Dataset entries
--*--
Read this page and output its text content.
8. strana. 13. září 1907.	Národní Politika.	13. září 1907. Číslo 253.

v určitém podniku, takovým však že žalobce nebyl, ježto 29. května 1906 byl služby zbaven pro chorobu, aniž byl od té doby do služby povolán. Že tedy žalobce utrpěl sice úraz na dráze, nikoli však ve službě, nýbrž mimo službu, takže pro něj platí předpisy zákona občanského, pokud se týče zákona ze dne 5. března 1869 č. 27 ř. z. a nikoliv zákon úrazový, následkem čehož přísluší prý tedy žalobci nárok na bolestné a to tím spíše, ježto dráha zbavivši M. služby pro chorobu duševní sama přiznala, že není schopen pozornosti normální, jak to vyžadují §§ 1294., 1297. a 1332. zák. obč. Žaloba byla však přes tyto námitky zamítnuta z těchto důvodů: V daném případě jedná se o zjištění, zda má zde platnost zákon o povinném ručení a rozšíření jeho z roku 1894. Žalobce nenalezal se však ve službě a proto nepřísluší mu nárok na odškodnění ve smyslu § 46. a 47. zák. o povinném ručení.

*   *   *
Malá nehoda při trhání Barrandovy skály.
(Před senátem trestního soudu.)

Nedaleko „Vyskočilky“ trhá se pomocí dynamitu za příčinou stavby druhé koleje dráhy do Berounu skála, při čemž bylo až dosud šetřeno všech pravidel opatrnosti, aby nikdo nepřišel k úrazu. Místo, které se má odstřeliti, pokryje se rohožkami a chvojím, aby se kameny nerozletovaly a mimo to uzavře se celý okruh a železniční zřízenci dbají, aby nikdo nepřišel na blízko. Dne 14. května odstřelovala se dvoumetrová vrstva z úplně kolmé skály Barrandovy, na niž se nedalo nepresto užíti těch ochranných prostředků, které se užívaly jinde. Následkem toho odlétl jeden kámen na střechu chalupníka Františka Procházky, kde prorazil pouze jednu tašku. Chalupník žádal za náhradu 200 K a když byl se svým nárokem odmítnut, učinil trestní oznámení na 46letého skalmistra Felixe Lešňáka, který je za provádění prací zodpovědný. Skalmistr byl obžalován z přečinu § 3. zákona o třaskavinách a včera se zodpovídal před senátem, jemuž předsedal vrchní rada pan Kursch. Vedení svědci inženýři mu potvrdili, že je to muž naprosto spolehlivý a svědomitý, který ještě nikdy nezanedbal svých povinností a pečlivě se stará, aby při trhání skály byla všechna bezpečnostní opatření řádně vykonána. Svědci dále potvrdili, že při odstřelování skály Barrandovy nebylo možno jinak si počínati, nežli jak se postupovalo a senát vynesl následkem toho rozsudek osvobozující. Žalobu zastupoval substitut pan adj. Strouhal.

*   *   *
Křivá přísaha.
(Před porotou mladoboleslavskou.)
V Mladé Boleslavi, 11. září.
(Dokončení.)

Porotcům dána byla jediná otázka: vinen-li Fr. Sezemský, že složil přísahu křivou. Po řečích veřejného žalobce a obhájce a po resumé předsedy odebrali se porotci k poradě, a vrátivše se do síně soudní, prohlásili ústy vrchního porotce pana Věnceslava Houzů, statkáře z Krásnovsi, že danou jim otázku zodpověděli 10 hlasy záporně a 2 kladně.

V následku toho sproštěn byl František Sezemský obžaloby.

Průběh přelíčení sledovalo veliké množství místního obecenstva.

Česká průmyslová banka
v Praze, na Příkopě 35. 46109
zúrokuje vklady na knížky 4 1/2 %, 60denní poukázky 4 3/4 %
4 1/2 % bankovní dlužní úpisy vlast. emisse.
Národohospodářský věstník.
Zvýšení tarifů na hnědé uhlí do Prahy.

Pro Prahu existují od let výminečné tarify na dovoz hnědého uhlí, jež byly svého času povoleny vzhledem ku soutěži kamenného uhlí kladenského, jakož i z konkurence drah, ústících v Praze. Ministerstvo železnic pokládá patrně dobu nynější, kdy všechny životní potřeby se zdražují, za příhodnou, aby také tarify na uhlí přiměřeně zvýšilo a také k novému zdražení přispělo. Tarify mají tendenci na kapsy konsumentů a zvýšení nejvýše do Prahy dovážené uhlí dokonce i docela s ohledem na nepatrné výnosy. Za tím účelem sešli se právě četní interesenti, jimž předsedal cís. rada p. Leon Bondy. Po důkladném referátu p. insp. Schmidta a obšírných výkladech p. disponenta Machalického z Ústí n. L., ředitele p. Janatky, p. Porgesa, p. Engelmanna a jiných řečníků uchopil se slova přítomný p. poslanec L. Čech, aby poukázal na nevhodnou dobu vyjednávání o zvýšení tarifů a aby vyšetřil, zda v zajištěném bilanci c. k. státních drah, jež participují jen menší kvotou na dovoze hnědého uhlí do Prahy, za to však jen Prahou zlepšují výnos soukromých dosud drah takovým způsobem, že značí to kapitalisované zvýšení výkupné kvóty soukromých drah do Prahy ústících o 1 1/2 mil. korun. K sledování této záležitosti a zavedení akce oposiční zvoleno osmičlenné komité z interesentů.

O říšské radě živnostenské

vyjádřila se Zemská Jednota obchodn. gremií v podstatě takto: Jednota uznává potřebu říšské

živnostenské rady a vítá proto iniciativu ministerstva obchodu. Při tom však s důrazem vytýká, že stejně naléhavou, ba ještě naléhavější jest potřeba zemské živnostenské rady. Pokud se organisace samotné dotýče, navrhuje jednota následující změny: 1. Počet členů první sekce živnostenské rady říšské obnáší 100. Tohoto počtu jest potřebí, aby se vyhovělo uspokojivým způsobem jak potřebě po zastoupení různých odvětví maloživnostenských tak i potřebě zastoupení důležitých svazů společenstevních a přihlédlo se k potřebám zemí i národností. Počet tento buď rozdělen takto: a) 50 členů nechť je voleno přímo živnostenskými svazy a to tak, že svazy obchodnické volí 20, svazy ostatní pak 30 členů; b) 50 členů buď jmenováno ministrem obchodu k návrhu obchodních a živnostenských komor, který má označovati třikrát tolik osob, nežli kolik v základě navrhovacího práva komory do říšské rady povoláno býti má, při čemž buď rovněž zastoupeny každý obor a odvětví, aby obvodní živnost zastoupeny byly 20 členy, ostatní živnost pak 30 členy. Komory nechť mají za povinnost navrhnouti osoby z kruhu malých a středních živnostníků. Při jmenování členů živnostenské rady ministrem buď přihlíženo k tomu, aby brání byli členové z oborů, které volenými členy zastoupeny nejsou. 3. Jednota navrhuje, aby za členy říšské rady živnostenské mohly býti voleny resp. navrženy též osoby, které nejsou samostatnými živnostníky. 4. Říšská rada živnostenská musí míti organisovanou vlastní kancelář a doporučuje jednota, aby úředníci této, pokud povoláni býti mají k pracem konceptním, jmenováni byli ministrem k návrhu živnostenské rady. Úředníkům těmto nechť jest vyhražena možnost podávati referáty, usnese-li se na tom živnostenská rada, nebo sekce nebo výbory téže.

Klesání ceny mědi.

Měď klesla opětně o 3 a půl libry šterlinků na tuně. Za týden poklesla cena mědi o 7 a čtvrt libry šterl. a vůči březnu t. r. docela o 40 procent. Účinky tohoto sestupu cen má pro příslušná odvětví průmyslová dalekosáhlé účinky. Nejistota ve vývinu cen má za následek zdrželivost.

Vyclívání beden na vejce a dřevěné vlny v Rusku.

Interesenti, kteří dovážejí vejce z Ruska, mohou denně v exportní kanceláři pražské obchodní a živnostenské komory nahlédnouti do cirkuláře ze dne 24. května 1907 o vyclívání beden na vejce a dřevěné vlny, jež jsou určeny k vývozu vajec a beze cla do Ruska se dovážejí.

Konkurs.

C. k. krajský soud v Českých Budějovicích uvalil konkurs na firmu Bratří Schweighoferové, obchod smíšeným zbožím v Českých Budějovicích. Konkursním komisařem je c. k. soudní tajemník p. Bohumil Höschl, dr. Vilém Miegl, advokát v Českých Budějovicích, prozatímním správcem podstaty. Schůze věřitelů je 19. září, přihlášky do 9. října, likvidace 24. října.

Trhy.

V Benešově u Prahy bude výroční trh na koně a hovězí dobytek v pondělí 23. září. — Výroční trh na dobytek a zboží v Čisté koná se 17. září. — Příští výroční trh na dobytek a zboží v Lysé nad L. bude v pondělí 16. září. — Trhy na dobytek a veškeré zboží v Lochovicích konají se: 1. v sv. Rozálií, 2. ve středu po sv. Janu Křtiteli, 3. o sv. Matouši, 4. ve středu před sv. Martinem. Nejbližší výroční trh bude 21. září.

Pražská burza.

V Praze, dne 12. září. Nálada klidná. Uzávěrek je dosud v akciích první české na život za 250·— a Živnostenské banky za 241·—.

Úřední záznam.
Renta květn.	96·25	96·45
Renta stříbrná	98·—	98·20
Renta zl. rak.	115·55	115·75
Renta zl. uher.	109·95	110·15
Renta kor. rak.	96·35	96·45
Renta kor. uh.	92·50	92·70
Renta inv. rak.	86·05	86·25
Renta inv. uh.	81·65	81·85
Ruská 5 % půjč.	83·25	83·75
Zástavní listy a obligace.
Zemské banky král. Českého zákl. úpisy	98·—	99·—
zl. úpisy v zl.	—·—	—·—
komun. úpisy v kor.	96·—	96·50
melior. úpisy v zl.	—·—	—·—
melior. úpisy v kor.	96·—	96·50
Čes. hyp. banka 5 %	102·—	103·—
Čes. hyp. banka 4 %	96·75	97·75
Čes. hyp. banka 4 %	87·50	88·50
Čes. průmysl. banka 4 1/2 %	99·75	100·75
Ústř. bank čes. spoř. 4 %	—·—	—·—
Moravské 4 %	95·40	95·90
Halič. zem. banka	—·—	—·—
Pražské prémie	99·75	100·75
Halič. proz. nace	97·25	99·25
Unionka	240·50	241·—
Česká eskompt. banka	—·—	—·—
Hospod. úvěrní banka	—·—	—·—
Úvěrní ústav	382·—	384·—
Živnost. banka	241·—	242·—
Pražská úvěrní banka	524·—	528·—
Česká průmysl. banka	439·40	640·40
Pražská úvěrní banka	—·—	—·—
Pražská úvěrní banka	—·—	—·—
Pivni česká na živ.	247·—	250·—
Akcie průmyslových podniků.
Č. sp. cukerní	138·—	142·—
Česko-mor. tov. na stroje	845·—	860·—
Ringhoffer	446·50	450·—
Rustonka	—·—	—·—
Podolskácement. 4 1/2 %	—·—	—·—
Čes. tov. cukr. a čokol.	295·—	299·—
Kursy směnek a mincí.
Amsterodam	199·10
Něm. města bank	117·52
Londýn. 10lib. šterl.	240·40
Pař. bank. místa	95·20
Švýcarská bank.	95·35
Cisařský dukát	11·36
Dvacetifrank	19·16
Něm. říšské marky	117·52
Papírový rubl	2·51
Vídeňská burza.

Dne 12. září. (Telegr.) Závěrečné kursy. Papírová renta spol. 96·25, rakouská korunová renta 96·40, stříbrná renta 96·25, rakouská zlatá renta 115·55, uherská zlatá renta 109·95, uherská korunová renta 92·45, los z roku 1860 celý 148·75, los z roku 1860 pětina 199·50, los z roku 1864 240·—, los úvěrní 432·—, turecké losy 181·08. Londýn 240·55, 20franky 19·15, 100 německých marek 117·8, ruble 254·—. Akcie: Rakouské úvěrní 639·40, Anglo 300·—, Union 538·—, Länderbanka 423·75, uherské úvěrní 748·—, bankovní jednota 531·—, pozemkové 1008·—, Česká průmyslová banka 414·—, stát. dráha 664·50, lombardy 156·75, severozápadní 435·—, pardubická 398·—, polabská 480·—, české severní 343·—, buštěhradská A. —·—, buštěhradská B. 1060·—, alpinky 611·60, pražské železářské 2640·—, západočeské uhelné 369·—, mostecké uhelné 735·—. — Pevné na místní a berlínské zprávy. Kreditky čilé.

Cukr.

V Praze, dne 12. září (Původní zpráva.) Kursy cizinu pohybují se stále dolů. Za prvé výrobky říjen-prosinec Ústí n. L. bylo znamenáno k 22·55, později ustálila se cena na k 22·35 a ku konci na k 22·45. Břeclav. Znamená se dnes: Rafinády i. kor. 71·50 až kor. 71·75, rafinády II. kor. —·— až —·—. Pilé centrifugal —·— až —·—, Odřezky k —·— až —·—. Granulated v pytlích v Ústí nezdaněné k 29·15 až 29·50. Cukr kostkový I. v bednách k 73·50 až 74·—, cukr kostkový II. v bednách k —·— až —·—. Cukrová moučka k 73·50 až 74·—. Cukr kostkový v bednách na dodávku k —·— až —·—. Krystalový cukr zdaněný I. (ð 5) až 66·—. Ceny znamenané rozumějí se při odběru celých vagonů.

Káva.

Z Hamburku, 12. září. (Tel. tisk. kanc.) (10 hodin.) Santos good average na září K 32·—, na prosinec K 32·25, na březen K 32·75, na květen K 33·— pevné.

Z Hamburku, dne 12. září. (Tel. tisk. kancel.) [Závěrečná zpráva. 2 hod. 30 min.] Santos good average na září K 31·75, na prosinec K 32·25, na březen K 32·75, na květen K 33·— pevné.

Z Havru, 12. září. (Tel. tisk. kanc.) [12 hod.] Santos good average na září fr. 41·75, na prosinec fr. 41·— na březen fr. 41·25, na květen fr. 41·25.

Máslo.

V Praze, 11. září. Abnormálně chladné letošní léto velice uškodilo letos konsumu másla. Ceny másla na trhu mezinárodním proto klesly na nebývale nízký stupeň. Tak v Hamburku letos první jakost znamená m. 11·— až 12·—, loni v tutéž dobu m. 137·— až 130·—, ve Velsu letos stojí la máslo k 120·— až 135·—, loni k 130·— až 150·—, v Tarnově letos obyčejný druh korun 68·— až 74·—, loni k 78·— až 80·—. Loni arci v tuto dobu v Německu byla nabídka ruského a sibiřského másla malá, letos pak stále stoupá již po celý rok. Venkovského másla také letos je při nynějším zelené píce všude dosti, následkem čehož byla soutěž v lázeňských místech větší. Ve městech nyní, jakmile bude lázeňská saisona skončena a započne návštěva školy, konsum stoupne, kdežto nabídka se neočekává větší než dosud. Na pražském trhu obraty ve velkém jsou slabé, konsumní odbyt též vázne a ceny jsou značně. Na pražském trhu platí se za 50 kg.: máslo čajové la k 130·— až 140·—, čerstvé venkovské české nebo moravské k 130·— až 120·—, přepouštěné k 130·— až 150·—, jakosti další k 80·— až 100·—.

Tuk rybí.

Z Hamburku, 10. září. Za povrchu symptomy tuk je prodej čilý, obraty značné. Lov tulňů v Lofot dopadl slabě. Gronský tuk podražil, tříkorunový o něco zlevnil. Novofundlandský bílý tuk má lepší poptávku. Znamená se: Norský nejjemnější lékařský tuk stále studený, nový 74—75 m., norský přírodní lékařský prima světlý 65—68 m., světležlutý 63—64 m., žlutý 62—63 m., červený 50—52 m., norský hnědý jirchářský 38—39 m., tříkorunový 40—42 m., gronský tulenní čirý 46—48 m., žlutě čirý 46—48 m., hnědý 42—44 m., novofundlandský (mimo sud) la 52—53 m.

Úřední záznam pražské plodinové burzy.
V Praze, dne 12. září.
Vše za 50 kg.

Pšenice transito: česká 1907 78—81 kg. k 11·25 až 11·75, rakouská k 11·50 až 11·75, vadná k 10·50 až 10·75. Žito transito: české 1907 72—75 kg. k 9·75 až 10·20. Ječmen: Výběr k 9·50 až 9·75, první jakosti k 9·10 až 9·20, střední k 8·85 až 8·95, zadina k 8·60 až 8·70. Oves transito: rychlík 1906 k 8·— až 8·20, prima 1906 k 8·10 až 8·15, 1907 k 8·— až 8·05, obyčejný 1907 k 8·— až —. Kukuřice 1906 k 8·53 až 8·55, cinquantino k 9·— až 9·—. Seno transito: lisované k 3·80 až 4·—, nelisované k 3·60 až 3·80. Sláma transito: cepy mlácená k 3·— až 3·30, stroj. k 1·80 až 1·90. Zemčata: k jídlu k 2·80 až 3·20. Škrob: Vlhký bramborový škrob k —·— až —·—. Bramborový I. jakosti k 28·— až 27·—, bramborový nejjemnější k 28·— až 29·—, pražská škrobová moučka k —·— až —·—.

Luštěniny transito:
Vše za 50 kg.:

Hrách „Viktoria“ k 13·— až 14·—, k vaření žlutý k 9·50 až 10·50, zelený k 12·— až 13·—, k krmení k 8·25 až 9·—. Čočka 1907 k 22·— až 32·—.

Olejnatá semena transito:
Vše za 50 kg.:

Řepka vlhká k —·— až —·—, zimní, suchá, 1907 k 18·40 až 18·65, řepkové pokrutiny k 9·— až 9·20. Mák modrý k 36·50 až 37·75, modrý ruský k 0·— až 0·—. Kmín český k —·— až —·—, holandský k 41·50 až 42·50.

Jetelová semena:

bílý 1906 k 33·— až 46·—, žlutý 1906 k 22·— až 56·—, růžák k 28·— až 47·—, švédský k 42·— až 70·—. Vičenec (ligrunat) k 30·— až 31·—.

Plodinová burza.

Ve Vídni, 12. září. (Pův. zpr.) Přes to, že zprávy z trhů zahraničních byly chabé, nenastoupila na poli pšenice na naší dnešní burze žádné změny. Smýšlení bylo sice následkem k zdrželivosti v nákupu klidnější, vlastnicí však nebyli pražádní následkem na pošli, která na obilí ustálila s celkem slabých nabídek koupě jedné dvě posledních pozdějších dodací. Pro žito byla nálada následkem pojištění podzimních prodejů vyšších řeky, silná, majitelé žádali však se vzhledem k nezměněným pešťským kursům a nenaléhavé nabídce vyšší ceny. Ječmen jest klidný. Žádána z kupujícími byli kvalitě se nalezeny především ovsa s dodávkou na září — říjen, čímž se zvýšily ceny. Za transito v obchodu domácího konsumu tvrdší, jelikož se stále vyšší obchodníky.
--*--
Find the word "zprávy" in the data and copy out each line where it turns up.

Dne 12. září. (Telegr.) Závěrečné kursy. Papírová renta spol. 96·25, rakouská korunová renta 96·40, stříbrná renta 96·25, rakouská zlatá renta 115·55, uherská zlatá renta 109·95, uherská korunová renta 92·45, los z roku 1860 celý 148·75, los z roku 1860 pětina 199·50, los z roku 1864 240·—, los úvěrní 432·—, turecké losy 181·08. Londýn 240·55, 20franky 19·15, 100 německých marek 117·8, ruble 254·—. Akcie: Rakouské úvěrní 639·40, Anglo 300·—, Union 538·—, Länderbanka 423·75, uherské úvěrní 748·—, bankovní jednota 531·—, pozemkové 1008·—, Česká průmyslová banka 414·—, stát. dráha 664·50, lombardy 156·75, severozápadní 435·—, pardubická 398·—, polabská 480·—, české severní 343·—, buštěhradská A. —·—, buštěhradská B. 1060·—, alpinky 611·60, pražské železářské 2640·—, západočeské uhelné 369·—, mostecké uhelné 735·—. — Pevné na místní a berlínské zprávy. Kreditky čilé.
Ve Vídni, 12. září. (Pův. zpr.) Přes to, že zprávy z trhů zahraničních byly chabé, nenastoupila na poli pšenice na naší dnešní burze žádné změny. Smýšlení bylo sice následkem k zdrželivosti v nákupu klidnější, vlastnicí však nebyli pražádní následkem na pošli, která na obilí ustálila s celkem slabých nabídek koupě jedné dvě posledních pozdějších dodací. Pro žito byla nálada následkem pojištění podzimních prodejů vyšších řeky, silná, majitelé žádali však se vzhledem k nezměněným pešťským kursům a nenaléhavé nabídce vyšší ceny. Ječmen jest klidný. Žádána z kupujícími byli kvalitě se nalezeny především ovsa s dodávkou na září — říjen, čímž se zvýšily ceny. Za transito v obchodu domácího konsumu tvrdší, jelikož se stále vyšší obchodníky.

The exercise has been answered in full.